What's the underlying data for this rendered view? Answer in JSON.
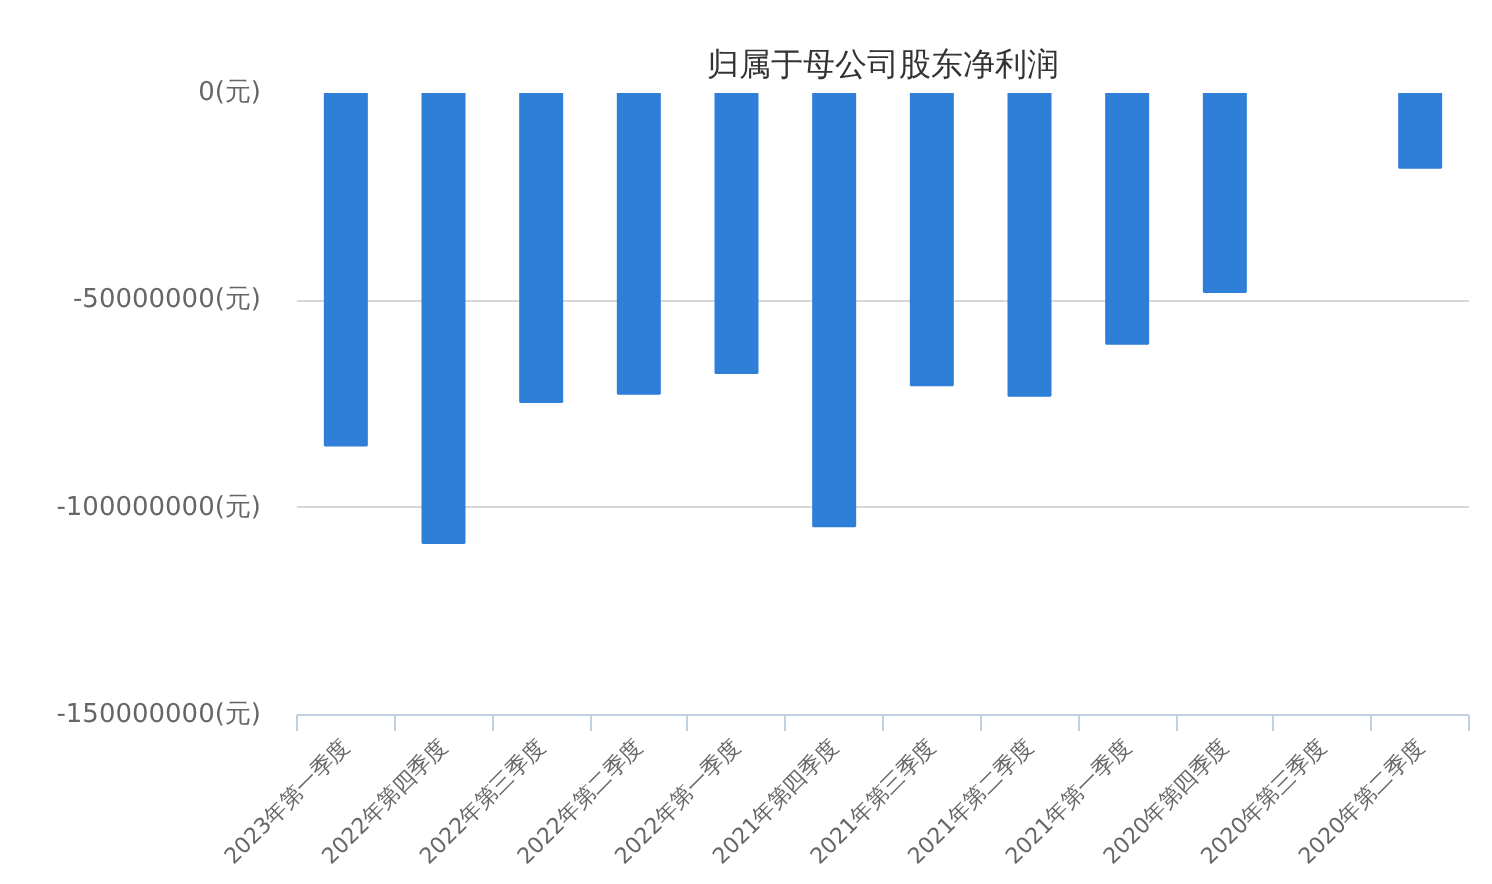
{
  "chart_data": {
    "type": "bar",
    "title": "归属于母公司股东净利润",
    "categories": [
      "2023年第一季度",
      "2022年第四季度",
      "2022年第三季度",
      "2022年第二季度",
      "2022年第一季度",
      "2021年第四季度",
      "2021年第三季度",
      "2021年第二季度",
      "2021年第一季度",
      "2020年第四季度",
      "2020年第三季度",
      "2020年第二季度"
    ],
    "values": [
      -85000000,
      -108500000,
      -74500000,
      -72500000,
      -67500000,
      -104500000,
      -70500000,
      -73000000,
      -60500000,
      -48000000,
      null,
      -18000000
    ],
    "color": "#2f7ed8",
    "ylim": [
      -150000000,
      0
    ],
    "yticks": [
      {
        "value": 0,
        "label": "0(元)"
      },
      {
        "value": -50000000,
        "label": "-50000000(元)"
      },
      {
        "value": -100000000,
        "label": "-100000000(元)"
      },
      {
        "value": -150000000,
        "label": "-150000000(元)"
      }
    ],
    "grid": "y"
  }
}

WHAT YOU ARE ASKED TO DO: Leave out the pictures and give the listing above again exactly.

TASK OUTPUT:
What's the underlying data for this rendered view? Answer in JSON.
{
  "chart_data": {
    "type": "bar",
    "title": "归属于母公司股东净利润",
    "categories": [
      "2023年第一季度",
      "2022年第四季度",
      "2022年第三季度",
      "2022年第二季度",
      "2022年第一季度",
      "2021年第四季度",
      "2021年第三季度",
      "2021年第二季度",
      "2021年第一季度",
      "2020年第四季度",
      "2020年第三季度",
      "2020年第二季度"
    ],
    "values": [
      -85000000,
      -108500000,
      -74500000,
      -72500000,
      -67500000,
      -104500000,
      -70500000,
      -73000000,
      -60500000,
      -48000000,
      null,
      -18000000
    ],
    "color": "#2f7ed8",
    "ylim": [
      -150000000,
      0
    ],
    "yticks": [
      {
        "value": 0,
        "label": "0(元)"
      },
      {
        "value": -50000000,
        "label": "-50000000(元)"
      },
      {
        "value": -100000000,
        "label": "-100000000(元)"
      },
      {
        "value": -150000000,
        "label": "-150000000(元)"
      }
    ],
    "grid": "y"
  }
}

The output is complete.